------ Input

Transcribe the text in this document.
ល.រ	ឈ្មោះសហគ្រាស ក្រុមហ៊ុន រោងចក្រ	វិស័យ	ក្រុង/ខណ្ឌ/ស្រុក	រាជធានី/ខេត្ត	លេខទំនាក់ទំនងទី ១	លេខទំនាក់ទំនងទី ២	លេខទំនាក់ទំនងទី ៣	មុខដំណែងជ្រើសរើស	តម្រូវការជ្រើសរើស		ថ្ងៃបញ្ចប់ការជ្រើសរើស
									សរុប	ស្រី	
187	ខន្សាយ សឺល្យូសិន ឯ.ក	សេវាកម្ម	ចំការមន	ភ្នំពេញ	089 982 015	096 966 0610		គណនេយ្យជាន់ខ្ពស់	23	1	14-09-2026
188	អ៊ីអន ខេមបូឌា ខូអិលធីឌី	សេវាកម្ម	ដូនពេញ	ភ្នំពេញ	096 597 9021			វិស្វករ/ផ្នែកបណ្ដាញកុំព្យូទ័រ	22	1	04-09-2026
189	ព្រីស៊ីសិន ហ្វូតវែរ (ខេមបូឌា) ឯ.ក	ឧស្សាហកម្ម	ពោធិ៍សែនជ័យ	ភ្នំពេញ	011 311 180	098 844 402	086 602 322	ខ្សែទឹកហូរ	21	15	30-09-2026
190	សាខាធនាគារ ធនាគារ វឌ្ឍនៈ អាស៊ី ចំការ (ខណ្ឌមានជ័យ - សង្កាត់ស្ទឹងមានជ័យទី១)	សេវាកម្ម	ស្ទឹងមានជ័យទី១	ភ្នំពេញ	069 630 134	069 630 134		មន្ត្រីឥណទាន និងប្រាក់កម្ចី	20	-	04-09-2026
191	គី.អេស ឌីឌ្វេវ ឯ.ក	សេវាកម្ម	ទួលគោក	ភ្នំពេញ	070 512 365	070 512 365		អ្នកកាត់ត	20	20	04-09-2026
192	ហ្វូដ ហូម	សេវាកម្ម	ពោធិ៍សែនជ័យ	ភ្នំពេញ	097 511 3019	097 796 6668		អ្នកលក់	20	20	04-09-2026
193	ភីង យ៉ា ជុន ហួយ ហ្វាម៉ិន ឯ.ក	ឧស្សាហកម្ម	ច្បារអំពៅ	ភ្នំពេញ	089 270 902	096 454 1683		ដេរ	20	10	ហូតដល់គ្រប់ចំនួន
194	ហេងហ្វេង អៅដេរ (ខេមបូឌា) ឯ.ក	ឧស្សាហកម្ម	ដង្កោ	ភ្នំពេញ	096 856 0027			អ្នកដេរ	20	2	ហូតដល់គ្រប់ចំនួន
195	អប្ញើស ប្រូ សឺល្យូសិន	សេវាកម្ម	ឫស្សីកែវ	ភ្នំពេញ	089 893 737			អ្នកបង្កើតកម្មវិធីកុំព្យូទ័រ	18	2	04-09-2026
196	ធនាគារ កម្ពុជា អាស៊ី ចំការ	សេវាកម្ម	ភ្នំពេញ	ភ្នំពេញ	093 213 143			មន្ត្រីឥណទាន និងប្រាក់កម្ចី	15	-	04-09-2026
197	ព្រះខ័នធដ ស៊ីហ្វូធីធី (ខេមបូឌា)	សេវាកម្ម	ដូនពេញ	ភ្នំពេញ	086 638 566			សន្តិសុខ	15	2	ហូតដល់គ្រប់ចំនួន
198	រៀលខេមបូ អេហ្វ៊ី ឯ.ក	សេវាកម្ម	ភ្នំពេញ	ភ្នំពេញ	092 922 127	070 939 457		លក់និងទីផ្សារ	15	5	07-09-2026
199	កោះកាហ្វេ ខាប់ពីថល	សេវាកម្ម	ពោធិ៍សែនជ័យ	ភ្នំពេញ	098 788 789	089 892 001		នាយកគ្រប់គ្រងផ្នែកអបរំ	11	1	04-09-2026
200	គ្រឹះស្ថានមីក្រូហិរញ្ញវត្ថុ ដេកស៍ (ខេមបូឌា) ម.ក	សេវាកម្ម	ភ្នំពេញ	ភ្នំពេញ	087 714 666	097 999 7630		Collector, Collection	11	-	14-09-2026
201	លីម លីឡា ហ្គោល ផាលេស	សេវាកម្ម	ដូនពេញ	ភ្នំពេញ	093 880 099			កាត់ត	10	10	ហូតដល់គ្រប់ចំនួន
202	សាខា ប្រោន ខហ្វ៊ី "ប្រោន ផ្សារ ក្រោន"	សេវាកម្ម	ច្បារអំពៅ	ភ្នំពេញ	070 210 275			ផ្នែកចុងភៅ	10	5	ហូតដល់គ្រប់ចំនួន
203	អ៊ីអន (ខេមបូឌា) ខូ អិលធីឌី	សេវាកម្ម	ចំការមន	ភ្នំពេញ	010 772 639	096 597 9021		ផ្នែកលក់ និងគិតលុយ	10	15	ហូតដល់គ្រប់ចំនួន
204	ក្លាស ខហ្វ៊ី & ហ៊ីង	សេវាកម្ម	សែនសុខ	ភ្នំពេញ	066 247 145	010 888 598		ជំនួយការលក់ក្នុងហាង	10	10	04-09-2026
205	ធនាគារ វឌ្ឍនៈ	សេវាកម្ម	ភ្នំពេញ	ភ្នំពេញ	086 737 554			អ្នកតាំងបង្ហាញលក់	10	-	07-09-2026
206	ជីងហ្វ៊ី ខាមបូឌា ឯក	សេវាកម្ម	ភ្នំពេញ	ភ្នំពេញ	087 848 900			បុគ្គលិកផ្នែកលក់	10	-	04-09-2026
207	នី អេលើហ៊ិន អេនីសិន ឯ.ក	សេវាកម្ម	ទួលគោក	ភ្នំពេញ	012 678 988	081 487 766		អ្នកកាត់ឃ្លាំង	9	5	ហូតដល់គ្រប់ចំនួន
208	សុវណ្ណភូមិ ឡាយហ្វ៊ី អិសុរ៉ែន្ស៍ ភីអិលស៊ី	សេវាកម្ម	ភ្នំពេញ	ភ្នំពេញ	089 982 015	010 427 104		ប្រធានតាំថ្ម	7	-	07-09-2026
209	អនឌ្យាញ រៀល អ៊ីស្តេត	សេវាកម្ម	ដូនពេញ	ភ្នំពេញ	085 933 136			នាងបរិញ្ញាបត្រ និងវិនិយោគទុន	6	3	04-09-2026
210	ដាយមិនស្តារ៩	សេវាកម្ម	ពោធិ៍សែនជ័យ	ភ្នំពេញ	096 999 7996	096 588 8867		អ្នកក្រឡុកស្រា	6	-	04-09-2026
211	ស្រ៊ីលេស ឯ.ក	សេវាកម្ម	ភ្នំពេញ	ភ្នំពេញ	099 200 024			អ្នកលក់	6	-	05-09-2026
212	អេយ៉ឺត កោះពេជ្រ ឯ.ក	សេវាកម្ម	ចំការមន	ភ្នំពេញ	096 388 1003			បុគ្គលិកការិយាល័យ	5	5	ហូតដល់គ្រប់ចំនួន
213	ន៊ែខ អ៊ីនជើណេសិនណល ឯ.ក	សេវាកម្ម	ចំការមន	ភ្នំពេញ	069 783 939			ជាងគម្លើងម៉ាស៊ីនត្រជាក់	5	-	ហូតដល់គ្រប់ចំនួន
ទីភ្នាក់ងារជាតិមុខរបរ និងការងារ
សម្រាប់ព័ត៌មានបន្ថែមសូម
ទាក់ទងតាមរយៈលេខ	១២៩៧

------------

Identify and copy lines that hold the string "នកលក".

### Problem solution
192	ហ្វូដ ហូម	សេវាកម្ម	ពោធិ៍សែនជ័យ	ភ្នំពេញ	097 511 3019	097 796 6668		អ្នកលក់	20	20	04-09-2026
211	ស្រ៊ីលេស ឯ.ក	សេវាកម្ម	ភ្នំពេញ	ភ្នំពេញ	099 200 024			អ្នកលក់	6	-	05-09-2026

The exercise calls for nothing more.